Data listing:
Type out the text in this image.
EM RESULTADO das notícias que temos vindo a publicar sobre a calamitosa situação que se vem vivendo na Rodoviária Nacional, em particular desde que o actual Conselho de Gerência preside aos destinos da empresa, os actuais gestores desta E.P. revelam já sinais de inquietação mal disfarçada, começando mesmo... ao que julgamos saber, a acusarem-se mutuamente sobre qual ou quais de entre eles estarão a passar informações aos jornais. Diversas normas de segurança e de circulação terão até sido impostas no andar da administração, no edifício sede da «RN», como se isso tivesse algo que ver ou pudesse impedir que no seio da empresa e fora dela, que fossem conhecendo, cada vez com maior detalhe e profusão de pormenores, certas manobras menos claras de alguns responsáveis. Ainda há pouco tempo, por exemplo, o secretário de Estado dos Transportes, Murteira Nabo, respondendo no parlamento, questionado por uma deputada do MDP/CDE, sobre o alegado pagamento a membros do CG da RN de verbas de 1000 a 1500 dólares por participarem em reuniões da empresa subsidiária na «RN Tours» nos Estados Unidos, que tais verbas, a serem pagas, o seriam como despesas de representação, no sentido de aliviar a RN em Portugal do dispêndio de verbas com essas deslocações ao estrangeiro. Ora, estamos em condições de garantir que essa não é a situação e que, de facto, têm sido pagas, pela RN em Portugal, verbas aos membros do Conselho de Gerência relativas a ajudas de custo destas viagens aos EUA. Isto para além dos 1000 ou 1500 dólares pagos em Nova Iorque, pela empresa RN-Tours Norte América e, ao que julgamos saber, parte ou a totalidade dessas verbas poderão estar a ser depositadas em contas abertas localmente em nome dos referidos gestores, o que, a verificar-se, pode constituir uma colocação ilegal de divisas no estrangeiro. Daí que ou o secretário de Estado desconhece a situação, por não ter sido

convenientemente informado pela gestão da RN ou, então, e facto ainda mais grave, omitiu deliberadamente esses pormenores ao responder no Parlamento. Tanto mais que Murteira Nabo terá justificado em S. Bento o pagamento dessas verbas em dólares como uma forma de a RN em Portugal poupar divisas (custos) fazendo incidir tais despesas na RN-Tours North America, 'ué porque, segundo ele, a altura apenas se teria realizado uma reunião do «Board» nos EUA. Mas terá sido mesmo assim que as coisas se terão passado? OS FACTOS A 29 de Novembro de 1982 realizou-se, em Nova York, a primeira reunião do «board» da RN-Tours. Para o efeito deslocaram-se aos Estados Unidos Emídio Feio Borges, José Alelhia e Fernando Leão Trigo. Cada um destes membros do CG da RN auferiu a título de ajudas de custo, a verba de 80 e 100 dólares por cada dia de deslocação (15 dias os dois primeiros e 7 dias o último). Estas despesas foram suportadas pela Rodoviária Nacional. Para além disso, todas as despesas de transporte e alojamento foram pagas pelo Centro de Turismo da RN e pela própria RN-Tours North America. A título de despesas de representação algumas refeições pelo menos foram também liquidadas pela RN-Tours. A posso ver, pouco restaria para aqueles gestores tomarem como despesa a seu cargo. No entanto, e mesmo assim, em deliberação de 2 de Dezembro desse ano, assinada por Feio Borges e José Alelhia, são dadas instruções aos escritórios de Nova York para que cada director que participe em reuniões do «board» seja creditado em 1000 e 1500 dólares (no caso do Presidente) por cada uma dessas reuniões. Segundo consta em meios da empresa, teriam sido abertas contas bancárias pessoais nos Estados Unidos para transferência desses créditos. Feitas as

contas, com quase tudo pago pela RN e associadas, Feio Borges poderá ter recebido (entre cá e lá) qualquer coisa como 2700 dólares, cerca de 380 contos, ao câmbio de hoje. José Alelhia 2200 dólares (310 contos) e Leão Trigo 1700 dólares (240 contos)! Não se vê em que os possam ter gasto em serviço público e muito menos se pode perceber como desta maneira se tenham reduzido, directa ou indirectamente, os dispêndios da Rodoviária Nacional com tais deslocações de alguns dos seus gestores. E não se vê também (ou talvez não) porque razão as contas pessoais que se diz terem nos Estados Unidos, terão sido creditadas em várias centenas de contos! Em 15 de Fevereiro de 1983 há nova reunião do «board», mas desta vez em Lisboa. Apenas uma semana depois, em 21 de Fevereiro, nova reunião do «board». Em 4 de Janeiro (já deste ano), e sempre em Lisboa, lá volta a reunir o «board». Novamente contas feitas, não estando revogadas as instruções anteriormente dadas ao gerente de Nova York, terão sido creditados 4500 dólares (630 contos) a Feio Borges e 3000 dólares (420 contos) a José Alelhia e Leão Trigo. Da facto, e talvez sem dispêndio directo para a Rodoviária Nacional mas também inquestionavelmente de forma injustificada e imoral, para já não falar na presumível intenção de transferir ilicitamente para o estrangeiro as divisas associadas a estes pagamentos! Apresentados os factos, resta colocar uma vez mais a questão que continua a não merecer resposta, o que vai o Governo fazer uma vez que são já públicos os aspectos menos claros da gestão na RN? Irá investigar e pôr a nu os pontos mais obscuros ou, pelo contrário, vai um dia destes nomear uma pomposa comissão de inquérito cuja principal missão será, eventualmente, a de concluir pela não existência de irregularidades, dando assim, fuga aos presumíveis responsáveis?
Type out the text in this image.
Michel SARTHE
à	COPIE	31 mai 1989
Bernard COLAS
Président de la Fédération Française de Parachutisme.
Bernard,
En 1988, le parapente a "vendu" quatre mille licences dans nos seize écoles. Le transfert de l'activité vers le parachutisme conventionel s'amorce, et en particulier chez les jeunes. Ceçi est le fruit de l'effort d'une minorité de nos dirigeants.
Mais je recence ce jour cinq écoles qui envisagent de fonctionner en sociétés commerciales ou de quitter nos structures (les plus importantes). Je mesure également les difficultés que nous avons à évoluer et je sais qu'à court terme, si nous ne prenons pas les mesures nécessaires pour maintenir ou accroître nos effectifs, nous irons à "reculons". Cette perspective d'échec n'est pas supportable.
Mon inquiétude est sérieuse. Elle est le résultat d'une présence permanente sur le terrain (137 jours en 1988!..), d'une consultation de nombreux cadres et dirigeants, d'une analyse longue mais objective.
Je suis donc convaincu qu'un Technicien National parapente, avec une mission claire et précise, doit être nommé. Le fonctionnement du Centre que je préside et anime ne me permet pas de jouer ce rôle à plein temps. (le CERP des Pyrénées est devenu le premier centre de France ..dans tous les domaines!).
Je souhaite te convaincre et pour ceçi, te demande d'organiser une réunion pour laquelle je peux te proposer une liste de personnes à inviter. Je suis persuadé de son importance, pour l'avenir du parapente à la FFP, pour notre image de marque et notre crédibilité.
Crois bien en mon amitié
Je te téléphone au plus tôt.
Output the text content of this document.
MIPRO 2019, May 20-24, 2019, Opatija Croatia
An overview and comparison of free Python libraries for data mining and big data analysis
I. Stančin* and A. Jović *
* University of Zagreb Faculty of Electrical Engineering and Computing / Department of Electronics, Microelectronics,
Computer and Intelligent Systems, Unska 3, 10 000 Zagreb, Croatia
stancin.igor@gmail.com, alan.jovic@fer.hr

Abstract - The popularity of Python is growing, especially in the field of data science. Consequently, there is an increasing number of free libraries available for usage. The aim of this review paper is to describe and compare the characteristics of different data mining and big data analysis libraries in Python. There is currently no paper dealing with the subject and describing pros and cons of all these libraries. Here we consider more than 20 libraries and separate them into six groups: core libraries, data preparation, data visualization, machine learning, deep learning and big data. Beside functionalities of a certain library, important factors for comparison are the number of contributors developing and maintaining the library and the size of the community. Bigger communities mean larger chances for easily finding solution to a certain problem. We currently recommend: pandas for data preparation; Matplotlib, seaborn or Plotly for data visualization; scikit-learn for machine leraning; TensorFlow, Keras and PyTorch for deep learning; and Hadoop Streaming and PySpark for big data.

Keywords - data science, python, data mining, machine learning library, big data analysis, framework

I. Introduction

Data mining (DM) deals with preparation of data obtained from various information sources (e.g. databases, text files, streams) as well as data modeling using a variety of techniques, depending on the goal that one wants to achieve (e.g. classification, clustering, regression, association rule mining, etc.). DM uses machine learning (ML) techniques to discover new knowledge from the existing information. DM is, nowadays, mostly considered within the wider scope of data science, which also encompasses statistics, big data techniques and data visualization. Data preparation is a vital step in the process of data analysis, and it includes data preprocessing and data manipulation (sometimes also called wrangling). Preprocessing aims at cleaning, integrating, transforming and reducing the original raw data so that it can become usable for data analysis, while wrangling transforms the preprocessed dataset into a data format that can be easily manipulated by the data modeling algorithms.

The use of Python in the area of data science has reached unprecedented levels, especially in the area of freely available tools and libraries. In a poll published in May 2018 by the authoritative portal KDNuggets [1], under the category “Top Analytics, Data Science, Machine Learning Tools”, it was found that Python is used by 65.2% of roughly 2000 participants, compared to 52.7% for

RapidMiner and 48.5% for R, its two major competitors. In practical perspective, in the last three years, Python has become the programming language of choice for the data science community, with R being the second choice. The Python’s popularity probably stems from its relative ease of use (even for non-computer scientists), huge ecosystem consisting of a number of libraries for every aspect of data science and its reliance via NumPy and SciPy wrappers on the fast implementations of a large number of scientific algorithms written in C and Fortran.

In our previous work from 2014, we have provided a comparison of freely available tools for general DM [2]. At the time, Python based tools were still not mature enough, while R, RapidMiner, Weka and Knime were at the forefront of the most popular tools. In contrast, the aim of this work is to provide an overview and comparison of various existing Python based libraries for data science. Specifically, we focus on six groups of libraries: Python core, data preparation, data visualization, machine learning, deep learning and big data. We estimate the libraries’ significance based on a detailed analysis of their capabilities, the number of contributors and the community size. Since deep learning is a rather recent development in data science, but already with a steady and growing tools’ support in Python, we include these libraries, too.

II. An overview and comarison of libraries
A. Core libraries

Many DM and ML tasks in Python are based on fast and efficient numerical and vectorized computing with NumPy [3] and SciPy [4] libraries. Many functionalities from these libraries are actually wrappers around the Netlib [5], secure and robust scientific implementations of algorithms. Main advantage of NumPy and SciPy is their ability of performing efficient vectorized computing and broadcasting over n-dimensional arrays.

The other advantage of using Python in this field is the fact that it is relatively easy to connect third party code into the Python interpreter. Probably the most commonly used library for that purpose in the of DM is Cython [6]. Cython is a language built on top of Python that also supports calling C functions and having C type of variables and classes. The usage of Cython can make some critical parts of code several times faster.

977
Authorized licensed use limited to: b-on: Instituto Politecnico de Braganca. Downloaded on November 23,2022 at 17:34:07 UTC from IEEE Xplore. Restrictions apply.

* Exercise requirements
Look through the entries and find each line that has the string "dirigeants". Copy those lines.

* The result
En 1988, le parapente a "vendu" quatre mille licences dans nos seize écoles. Le transfert de l'activité vers le parachutisme conventionel s'amorce, et en particulier chez les jeunes. Ceçi est le fruit de l'effort d'une minorité de nos dirigeants.
Mon inquiétude est sérieuse. Elle est le résultat d'une présence permanente sur le terrain (137 jours en 1988!..), d'une consultation de nombreux cadres et dirigeants, d'une analyse longue mais objective.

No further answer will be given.